__TEXT PROVIDED__.

— START —

Flogging Molly | Music | Salt Lake City | Salt Lake City Weekly
Support the Free Press.
Facts matter. Truth matters. Journalism matters.
Salt Lake City Weekly has been Utah's source of independent news and in-depth journalism since 1984.
Donate today to ensure the legacy continues.


Flogging Molly

After 15 years, haven't lost any swagger


Flogging Molly
  • Flogging Molly

“When you boil it down to its essence, Flogging Molly is all about playing music that is very real and organic, and playing it with all the piss and vinegar and passion you can in each note,” says guitarist Dennis Casey.

While the seven-piece Irish-punk powerhouse might have grown out of their early days of singing about pirates, the Sacred Heart and the devil’s dance floor, their defiant, hopeful core message has never been more relevant. And even after more than 15 years of making music, they haven’t lost any of their swagger.

“It’s definitely a very rewarding milestone,” Casey says. “It’s not easy to keep a band together, especially with seven people, the same lineup for 15 years. It’s rare. It’s a testament to how much we love each other and the music. I think we’ve grown closer as a unit and closer as friends—I call it my second family.”

The Flogging Molly family came together in 1997, in a Los Angeles bar called Molly Malone’s. Dublin-born vocalist Dave King formed the band with violinist Bridget Regan, and Casey, Matt Hensley (accordion), Nathen Maxwell (bass), Bob Schmidt (mandolin, banjo) and George Schwindt (drums) rounded out the lineup. The traditional music of King’s childhood found a rebellious voice in tribal, fiery punk rock, with subject matter that includes the Roman Catholic Church and King growing up in Ireland. But far from appealing only to a niche demographic of listeners, on a larger scale, Flogging Molly’s music is about love, loss and hope for a better day, a battle cry for downtrodden people everywhere.

— END —

__LIST OF TASKS__.
1) Repeat word for word the part of the Flogging Molly article that begins at the words "Salt Lake City Weekly has" and stops after "guitarist Dennis Casey.".
2) Name every member of Flogging Molly that the article about the band mentions.

__RAW DATA__.
— START —

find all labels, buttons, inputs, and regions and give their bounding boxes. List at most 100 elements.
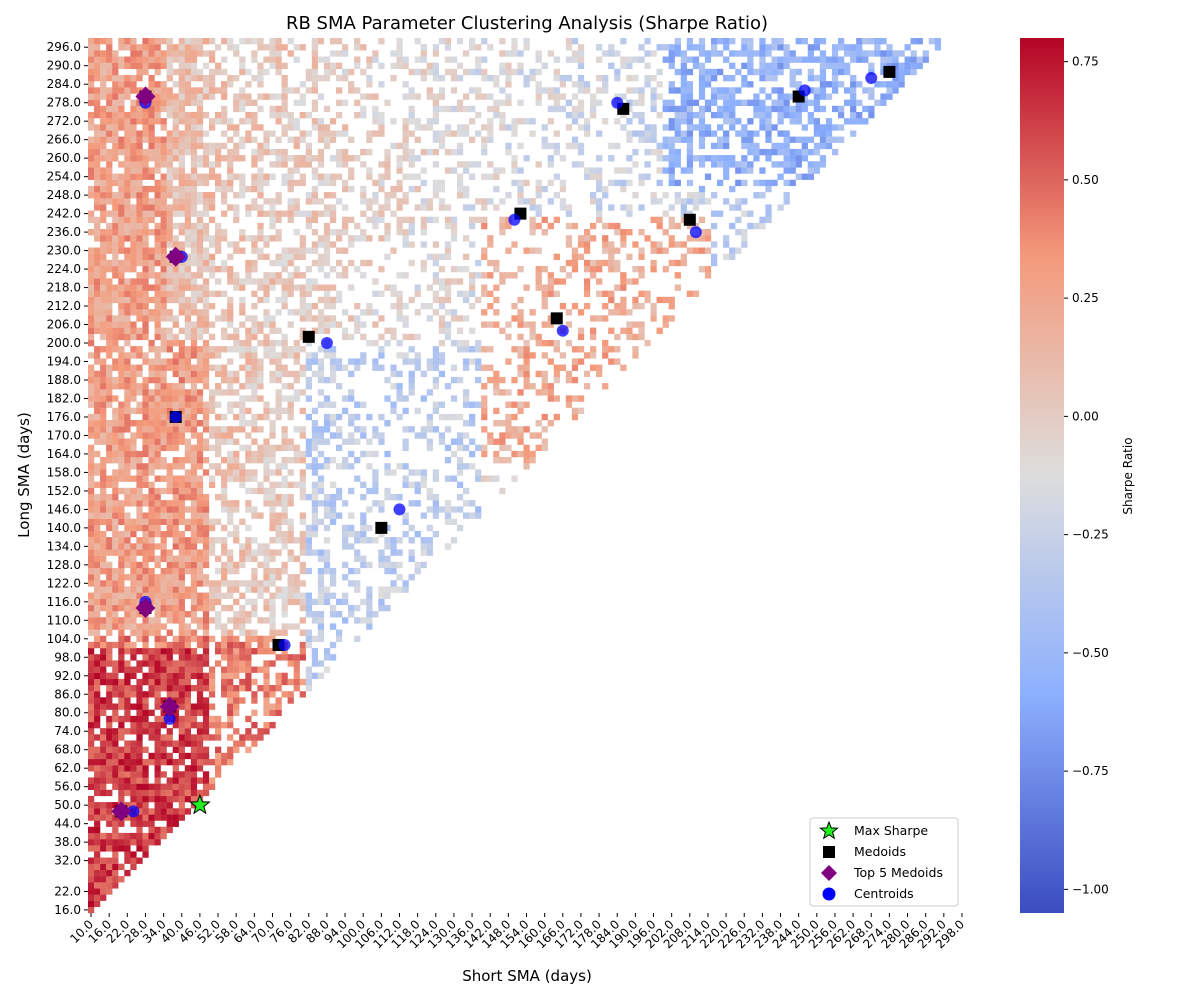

— END —

__RESPONSES PER TASK__.
1)
Salt Lake City Weekly has been Utah's source of independent news and in-depth journalism since 1984.
Donate today to ensure the legacy continues.


Flogging Molly

After 15 years, haven't lost any swagger


Flogging Molly
  • Flogging Molly

“When you boil it down to its essence, Flogging Molly is all about playing music that is very real and organic, and playing it with all the piss and vinegar and passion you can in each note,” says guitarist Dennis Casey.

2) Dave King, Bridget Regan, Dennis Casey, Matt Hensley, Nathen Maxwell, Bob Schmidt, George Schwindt